# Dataset items
══════
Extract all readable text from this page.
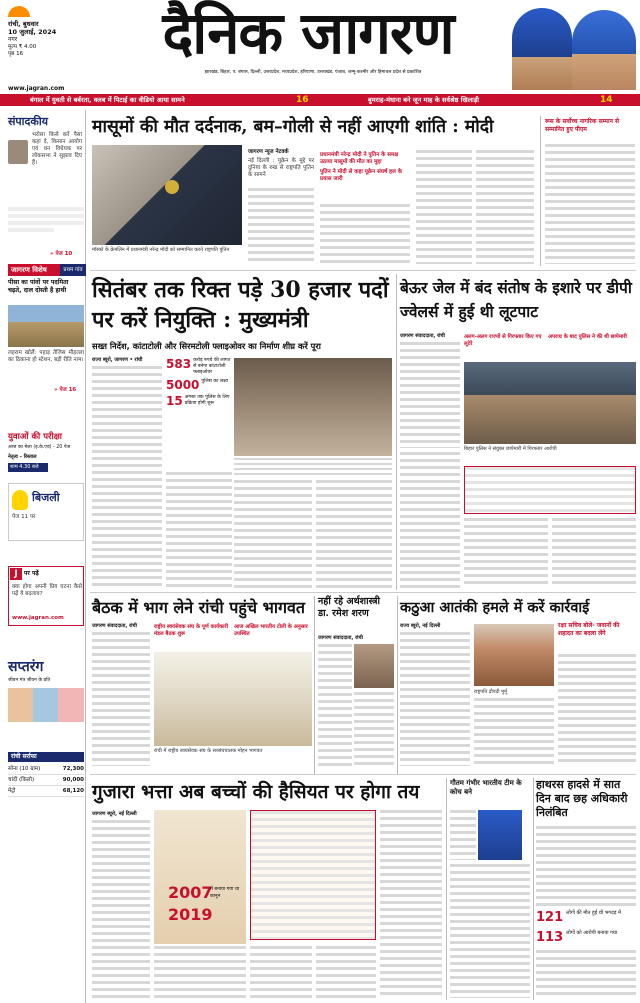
रांची, बुधवार
10 जुलाई, 2024
नगर
मूल्य ₹ 4.00
पृष्ठ 16	दैनिक जागरण
झारखंड, बिहार, प. बंगाल, दिल्ली, उत्तरप्रदेश, मध्यप्रदेश, हरियाणा, उत्तराखंड, पंजाब, जम्मू-कश्मीर और हिमाचल प्रदेश से प्रकाशित
www.jagran.com
बंगाल में युवती से बर्बरता, क्लब में पिटाई का वीडियो आया सामने	16	बुमराह-मंधाना बने जून माह के सर्वश्रेष्ठ खिलाड़ी	14
संपादकीय
भरोसा किसे करें पैसा कहां दे, किसान आयोग एवं धन विधेयक पर लोकसभा ने सुझाव दिए हैं।
» पेज 10
जागरण विशेष	प्रथम गांव
पीसा का पांवों पर पदमिता चढ़ते, दाल दोस्ती है हाथी
लहराम खोलैं: पहाड़ तेजिस मौहल्ला का ठिकाना हो स्टेशन, बड़ी रीति नाम।
» पेज 16
युवाओं की परीक्षा
आज का मेला (इ.के.एवं) - 20 पेज
नेतृत्व – रिस्ताल
शाम 4.30 बजे
बिजली
पेज 11 पर
J	पर पढ़ें
क्या होगा अपनी प्रिय घटना कैसे पढ़ें ये बदलाव?
www.jagran.com
सप्तरंग
जीवन मंत्र जीवन के प्रति
रांची सर्राफा
सोना (10 ग्राम)	72,300
चांदी (किलो)	90,000
मेट्रो	68,120
मासूमों की मौत दर्दनाक, बम–गोली से नहीं आएगी शांति : मोदी
मॉस्को के क्रेमलिन में प्रधानमंत्री नरेन्द्र मोदी को सम्मानित करते राष्ट्रपति पुतिन
जागरण न्यूज नेटवर्क
नई दिल्ली : यूक्रेन के मुद्दे पर दुनिया के रुख से राष्ट्रपति पुतिन के सामने
प्रधानमंत्री नरेन्द्र मोदी ने पुतिन के समक्ष उठाया मासूमों की मौत का मुद्दा
पुतिन ने मोदी से कहा यूक्रेन संघर्ष हल के प्रयास जारी
रूस के सर्वोच्च नागरिक सम्मान से सम्मानित हुए पीएम
सितंबर तक रिक्त पड़े 30 हजार पदों पर करें नियुक्ति : मुख्यमंत्री
सख्त निर्देश, कांटाटोली और सिरमटोली फ्लाइओवर का निर्माण शीघ्र करें पूरा
राज्य ब्यूरो, जागरण • रांची	583 करोड़ रुपये की लागत से बनेगा कांटाटोली फ्लाइओवर
5000 पुलिस का लक्ष्य
15 अगस्त तक पुलिस के लिए प्रक्रिया होगी शुरू
बेऊर जेल में बंद संतोष के इशारे पर डीपी ज्वेलर्स में हुई थी लूटपाट
जागरण संवाददाता, रांची	अलग-अलग राज्यों से गिरफ्तार किए गए लूटेरे
अपराध के बाद पुलिस ने की थी छापेमारी
बिहार पुलिस ने संयुक्त छापेमारी में गिरफ्तार आरोपी
बैठक में भाग लेने रांची पहुंचे भागवत
जागरण संवाददाता, रांची	राष्ट्रीय स्वयंसेवक संघ के पूर्ण कार्यकारी मंडल बैठक शुरू
आज अखिल भारतीय टोली के अनुसार उपस्थित
रांची में राष्ट्रीय स्वयंसेवक संघ के सरसंघचालक मोहन भागवत
नहीं रहे अर्थशास्त्री डा. रमेश शरण
जागरण संवाददाता, रांची
कठुआ आतंकी हमले में करें कार्रवाई
राज्य ब्यूरो, नई दिल्ली
राष्ट्रपति द्रौपदी मुर्मू
रक्षा सचिव बोले- जवानों की शहादत का बदला लेंगे
गुजारा भत्ता अब बच्चों की हैसियत पर होगा तय
जागरण ब्यूरो, नई दिल्ली
2007
में बनाया गया था कानून
2019
गौतम गंभीर भारतीय टीम के कोच बने
हाथरस हादसे में सात दिन बाद छह अधिकारी निलंबित
121 लोगों की मौत हुई थी भगदड़ में
113 लोगों को आरोपी बनाया गया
══════
# Task
Omit the pictures and output all of the other material exactly.

# Solution below
Extract all readable text from this page.
रांची, बुधवार
10 जुलाई, 2024
नगर
मूल्य ₹ 4.00
पृष्ठ 16	दैनिक जागरण
झारखंड, बिहार, प. बंगाल, दिल्ली, उत्तरप्रदेश, मध्यप्रदेश, हरियाणा, उत्तराखंड, पंजाब, जम्मू-कश्मीर और हिमाचल प्रदेश से प्रकाशित
www.jagran.com
बंगाल में युवती से बर्बरता, क्लब में पिटाई का वीडियो आया सामने	16	बुमराह-मंधाना बने जून माह के सर्वश्रेष्ठ खिलाड़ी	14
संपादकीय
भरोसा किसे करें पैसा कहां दे, किसान आयोग एवं धन विधेयक पर लोकसभा ने सुझाव दिए हैं।
» पेज 10
जागरण विशेष	प्रथम गांव
पीसा का पांवों पर पदमिता चढ़ते, दाल दोस्ती है हाथी
लहराम खोलैं: पहाड़ तेजिस मौहल्ला का ठिकाना हो स्टेशन, बड़ी रीति नाम।
» पेज 16
युवाओं की परीक्षा
आज का मेला (इ.के.एवं) - 20 पेज
नेतृत्व – रिस्ताल
शाम 4.30 बजे
बिजली
पेज 11 पर
J	पर पढ़ें
क्या होगा अपनी प्रिय घटना कैसे पढ़ें ये बदलाव?
www.jagran.com
सप्तरंग
जीवन मंत्र जीवन के प्रति
रांची सर्राफा
सोना (10 ग्राम)	72,300
चांदी (किलो)	90,000
मेट्रो	68,120
मासूमों की मौत दर्दनाक, बम–गोली से नहीं आएगी शांति : मोदी
मॉस्को के क्रेमलिन में प्रधानमंत्री नरेन्द्र मोदी को सम्मानित करते राष्ट्रपति पुतिन
जागरण न्यूज नेटवर्क
नई दिल्ली : यूक्रेन के मुद्दे पर दुनिया के रुख से राष्ट्रपति पुतिन के सामने
प्रधानमंत्री नरेन्द्र मोदी ने पुतिन के समक्ष उठाया मासूमों की मौत का मुद्दा
पुतिन ने मोदी से कहा यूक्रेन संघर्ष हल के प्रयास जारी
रूस के सर्वोच्च नागरिक सम्मान से सम्मानित हुए पीएम
सितंबर तक रिक्त पड़े 30 हजार पदों पर करें नियुक्ति : मुख्यमंत्री
सख्त निर्देश, कांटाटोली और सिरमटोली फ्लाइओवर का निर्माण शीघ्र करें पूरा
राज्य ब्यूरो, जागरण • रांची	583 करोड़ रुपये की लागत से बनेगा कांटाटोली फ्लाइओवर
5000 पुलिस का लक्ष्य
15 अगस्त तक पुलिस के लिए प्रक्रिया होगी शुरू
बेऊर जेल में बंद संतोष के इशारे पर डीपी ज्वेलर्स में हुई थी लूटपाट
जागरण संवाददाता, रांची	अलग-अलग राज्यों से गिरफ्तार किए गए लूटेरे
अपराध के बाद पुलिस ने की थी छापेमारी
बिहार पुलिस ने संयुक्त छापेमारी में गिरफ्तार आरोपी
बैठक में भाग लेने रांची पहुंचे भागवत
जागरण संवाददाता, रांची	राष्ट्रीय स्वयंसेवक संघ के पूर्ण कार्यकारी मंडल बैठक शुरू
आज अखिल भारतीय टोली के अनुसार उपस्थित
रांची में राष्ट्रीय स्वयंसेवक संघ के सरसंघचालक मोहन भागवत
नहीं रहे अर्थशास्त्री डा. रमेश शरण
जागरण संवाददाता, रांची
कठुआ आतंकी हमले में करें कार्रवाई
राज्य ब्यूरो, नई दिल्ली
राष्ट्रपति द्रौपदी मुर्मू
रक्षा सचिव बोले- जवानों की शहादत का बदला लेंगे
गुजारा भत्ता अब बच्चों की हैसियत पर होगा तय
जागरण ब्यूरो, नई दिल्ली
2007
में बनाया गया था कानून
2019
गौतम गंभीर भारतीय टीम के कोच बने
हाथरस हादसे में सात दिन बाद छह अधिकारी निलंबित
121 लोगों की मौत हुई थी भगदड़ में
113 लोगों को आरोपी बनाया गया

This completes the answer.